Dataset extract.

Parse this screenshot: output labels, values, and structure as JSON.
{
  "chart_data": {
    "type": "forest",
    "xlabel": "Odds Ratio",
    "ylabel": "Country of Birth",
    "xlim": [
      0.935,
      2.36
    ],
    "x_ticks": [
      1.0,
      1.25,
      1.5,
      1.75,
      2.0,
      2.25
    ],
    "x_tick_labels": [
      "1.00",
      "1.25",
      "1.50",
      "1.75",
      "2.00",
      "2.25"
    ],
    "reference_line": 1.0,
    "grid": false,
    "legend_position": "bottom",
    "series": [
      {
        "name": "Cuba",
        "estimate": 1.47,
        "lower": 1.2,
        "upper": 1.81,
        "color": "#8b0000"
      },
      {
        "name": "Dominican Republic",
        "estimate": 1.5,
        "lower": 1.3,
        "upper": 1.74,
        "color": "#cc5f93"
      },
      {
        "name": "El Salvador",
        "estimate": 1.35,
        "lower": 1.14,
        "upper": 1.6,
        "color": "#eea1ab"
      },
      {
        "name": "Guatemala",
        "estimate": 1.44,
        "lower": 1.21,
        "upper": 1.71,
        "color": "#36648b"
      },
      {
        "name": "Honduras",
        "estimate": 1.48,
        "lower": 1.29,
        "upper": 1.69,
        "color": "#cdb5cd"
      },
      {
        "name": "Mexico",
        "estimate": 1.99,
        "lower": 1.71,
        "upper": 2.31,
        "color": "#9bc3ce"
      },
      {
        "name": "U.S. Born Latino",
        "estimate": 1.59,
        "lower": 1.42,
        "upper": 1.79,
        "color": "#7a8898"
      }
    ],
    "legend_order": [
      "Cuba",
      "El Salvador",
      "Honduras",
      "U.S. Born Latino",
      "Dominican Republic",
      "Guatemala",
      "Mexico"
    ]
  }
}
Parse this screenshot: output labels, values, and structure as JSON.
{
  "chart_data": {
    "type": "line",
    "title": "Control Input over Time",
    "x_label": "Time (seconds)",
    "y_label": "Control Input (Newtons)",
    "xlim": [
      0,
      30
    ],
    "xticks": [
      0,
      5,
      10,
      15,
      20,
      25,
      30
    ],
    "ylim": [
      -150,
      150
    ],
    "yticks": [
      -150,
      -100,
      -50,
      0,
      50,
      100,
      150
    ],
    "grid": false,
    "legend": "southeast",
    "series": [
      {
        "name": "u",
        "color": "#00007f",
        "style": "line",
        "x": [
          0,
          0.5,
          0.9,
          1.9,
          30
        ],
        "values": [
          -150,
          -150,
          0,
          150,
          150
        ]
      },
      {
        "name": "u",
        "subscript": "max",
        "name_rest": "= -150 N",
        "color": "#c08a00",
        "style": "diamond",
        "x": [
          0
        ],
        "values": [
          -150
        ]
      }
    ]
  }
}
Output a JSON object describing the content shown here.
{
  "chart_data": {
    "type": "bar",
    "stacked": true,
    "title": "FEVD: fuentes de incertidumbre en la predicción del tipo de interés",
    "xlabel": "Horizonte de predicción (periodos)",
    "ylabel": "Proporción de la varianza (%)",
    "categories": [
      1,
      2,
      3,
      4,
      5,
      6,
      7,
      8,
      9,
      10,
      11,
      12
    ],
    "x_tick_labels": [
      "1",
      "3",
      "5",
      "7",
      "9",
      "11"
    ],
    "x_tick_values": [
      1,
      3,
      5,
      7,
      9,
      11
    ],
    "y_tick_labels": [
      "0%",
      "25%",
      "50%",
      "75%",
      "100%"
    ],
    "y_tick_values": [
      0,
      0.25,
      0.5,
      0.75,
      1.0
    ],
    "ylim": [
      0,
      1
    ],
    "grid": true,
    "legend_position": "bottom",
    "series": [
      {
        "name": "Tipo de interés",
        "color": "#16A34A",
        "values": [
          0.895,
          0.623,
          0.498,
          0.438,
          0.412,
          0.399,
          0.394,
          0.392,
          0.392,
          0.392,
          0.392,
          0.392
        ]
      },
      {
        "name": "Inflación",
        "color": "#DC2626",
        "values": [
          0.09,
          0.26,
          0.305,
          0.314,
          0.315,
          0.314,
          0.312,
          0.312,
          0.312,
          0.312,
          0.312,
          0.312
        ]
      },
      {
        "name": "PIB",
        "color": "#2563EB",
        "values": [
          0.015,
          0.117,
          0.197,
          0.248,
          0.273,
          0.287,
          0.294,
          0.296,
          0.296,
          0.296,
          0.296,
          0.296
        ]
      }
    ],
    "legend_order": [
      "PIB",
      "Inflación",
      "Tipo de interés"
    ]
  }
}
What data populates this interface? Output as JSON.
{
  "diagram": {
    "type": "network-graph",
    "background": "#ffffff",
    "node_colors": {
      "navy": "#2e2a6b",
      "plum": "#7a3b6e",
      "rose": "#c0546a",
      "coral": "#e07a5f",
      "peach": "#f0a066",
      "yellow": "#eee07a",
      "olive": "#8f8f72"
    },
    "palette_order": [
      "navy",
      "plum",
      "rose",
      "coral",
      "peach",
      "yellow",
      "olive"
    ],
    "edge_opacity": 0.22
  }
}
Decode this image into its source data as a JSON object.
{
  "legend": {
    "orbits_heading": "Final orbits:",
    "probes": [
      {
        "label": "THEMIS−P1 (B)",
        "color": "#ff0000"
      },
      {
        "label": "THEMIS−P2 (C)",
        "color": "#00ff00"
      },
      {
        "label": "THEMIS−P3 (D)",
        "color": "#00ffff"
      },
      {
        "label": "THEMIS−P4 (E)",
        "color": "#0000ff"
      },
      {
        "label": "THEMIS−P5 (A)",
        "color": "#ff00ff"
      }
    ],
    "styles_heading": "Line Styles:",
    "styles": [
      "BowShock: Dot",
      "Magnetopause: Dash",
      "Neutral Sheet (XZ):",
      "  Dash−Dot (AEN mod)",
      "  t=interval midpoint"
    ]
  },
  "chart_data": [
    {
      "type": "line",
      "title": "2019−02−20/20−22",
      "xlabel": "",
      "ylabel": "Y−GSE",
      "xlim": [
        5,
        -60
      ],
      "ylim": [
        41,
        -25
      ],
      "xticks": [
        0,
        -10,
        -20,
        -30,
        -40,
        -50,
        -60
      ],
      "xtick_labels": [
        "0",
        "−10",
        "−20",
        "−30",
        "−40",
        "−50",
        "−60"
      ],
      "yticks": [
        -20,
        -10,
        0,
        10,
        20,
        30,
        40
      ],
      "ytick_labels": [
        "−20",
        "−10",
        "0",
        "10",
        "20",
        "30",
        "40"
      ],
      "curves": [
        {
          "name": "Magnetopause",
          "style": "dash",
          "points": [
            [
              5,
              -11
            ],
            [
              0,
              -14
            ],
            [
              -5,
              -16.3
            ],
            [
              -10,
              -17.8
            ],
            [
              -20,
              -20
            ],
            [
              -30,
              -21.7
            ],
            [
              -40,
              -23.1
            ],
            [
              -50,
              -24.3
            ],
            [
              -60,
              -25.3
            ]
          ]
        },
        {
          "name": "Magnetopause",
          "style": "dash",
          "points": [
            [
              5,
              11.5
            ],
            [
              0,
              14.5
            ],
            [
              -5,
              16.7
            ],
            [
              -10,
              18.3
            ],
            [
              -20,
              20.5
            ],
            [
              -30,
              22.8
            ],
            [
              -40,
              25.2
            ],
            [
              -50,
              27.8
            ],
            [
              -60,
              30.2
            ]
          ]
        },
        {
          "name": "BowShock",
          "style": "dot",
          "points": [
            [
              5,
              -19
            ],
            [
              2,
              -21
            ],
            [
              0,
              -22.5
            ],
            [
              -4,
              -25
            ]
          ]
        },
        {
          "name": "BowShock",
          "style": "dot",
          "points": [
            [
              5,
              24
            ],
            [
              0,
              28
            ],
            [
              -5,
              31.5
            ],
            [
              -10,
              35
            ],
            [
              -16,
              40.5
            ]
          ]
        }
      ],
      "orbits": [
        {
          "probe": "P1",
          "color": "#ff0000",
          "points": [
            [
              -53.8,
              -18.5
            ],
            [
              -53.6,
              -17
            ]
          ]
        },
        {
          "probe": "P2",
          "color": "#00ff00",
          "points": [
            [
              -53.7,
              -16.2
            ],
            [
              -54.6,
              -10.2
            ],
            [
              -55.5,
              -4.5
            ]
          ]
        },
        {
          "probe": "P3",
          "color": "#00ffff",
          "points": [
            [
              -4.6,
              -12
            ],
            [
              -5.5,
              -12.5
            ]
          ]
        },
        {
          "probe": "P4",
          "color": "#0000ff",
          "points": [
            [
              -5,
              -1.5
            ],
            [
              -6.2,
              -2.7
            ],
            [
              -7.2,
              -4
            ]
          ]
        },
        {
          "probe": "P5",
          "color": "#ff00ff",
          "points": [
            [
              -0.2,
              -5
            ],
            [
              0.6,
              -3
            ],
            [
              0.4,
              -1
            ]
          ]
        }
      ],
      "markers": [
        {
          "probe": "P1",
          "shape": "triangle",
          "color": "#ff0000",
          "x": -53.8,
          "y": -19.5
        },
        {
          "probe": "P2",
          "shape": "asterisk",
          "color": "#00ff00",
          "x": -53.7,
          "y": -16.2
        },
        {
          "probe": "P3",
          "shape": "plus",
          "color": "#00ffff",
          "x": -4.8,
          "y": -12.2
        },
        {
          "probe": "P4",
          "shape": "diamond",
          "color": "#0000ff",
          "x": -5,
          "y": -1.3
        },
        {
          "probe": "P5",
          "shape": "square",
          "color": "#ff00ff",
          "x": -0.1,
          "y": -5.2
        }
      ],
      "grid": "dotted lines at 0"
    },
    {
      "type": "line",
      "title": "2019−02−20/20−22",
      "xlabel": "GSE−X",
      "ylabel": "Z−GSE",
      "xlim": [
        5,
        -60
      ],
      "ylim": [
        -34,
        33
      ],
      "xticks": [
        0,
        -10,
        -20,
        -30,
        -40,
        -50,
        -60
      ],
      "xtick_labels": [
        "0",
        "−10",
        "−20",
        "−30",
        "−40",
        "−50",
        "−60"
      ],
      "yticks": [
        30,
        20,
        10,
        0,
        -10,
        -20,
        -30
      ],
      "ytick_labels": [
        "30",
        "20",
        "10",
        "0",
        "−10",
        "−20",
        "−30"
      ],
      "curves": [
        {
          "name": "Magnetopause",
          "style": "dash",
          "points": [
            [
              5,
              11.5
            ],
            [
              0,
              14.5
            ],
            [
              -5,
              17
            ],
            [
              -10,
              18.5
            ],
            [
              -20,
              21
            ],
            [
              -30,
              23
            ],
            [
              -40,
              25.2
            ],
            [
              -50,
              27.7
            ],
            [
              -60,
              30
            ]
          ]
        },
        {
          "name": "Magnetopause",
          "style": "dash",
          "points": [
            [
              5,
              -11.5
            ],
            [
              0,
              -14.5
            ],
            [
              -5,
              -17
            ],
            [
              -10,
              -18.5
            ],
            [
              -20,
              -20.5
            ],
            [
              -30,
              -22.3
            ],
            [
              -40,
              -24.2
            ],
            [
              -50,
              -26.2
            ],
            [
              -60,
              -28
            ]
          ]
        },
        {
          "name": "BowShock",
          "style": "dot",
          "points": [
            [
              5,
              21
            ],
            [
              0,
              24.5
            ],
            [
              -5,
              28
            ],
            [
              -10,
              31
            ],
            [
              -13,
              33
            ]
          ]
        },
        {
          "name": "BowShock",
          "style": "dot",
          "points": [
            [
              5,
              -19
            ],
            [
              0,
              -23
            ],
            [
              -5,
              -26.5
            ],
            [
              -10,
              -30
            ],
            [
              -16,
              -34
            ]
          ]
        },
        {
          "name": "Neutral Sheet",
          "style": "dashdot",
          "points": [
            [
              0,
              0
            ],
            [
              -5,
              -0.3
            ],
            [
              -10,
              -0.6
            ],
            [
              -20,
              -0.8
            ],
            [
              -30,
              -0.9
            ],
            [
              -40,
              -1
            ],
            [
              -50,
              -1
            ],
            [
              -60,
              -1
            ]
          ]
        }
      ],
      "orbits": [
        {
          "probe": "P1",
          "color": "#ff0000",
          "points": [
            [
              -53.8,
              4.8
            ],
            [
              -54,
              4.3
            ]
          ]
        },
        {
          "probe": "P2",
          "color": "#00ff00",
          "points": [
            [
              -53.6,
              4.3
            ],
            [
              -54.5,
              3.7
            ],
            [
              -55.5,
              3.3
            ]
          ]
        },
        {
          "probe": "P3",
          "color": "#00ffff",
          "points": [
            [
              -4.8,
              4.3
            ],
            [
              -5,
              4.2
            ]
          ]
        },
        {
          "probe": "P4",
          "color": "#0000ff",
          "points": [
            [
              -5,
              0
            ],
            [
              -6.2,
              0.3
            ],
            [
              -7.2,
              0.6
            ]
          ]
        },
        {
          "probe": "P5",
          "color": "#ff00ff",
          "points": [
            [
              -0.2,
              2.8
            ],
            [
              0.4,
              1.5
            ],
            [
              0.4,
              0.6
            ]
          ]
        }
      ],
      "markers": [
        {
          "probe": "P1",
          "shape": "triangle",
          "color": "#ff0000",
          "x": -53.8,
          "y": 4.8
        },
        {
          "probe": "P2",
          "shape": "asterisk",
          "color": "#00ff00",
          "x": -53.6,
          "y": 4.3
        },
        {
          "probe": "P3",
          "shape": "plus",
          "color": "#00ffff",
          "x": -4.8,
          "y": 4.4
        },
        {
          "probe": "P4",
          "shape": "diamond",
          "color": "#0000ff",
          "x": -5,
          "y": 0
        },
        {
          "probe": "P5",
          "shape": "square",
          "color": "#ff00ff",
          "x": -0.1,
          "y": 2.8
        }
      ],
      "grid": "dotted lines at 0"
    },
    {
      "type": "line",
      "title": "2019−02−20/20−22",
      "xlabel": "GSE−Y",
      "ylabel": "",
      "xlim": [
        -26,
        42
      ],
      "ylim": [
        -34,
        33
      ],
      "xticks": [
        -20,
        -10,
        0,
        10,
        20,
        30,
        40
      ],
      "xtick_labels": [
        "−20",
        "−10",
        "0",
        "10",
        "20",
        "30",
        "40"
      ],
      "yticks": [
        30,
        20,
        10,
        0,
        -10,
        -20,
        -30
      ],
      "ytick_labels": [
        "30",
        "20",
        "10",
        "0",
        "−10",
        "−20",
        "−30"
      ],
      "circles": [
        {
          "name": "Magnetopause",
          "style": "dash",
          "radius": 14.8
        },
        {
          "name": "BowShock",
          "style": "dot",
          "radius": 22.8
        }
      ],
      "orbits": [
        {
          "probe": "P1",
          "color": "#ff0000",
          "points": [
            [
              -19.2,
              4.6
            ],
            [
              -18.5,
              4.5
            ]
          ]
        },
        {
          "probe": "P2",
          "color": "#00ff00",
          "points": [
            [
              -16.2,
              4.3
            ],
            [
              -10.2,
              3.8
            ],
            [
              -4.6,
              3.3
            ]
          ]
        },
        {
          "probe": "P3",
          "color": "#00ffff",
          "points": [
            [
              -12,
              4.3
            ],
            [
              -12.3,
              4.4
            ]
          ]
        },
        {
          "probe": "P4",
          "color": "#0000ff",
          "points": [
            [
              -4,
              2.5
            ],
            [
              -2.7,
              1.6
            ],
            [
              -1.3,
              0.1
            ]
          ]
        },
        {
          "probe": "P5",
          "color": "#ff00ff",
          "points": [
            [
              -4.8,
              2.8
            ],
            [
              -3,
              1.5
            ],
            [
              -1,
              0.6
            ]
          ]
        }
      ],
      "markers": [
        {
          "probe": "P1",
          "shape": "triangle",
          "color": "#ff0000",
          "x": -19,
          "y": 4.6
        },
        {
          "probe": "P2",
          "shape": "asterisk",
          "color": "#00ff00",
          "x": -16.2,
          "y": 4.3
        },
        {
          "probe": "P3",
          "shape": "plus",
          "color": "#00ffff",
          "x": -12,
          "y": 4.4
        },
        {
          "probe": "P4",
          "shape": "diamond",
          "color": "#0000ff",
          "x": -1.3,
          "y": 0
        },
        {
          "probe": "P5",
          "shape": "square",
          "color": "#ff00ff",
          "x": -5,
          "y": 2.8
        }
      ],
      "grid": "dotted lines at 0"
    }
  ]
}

Problem statement.
Report how many lines in the data include the word "estimate", and give nothing but the count.

Answer for this exercise.
7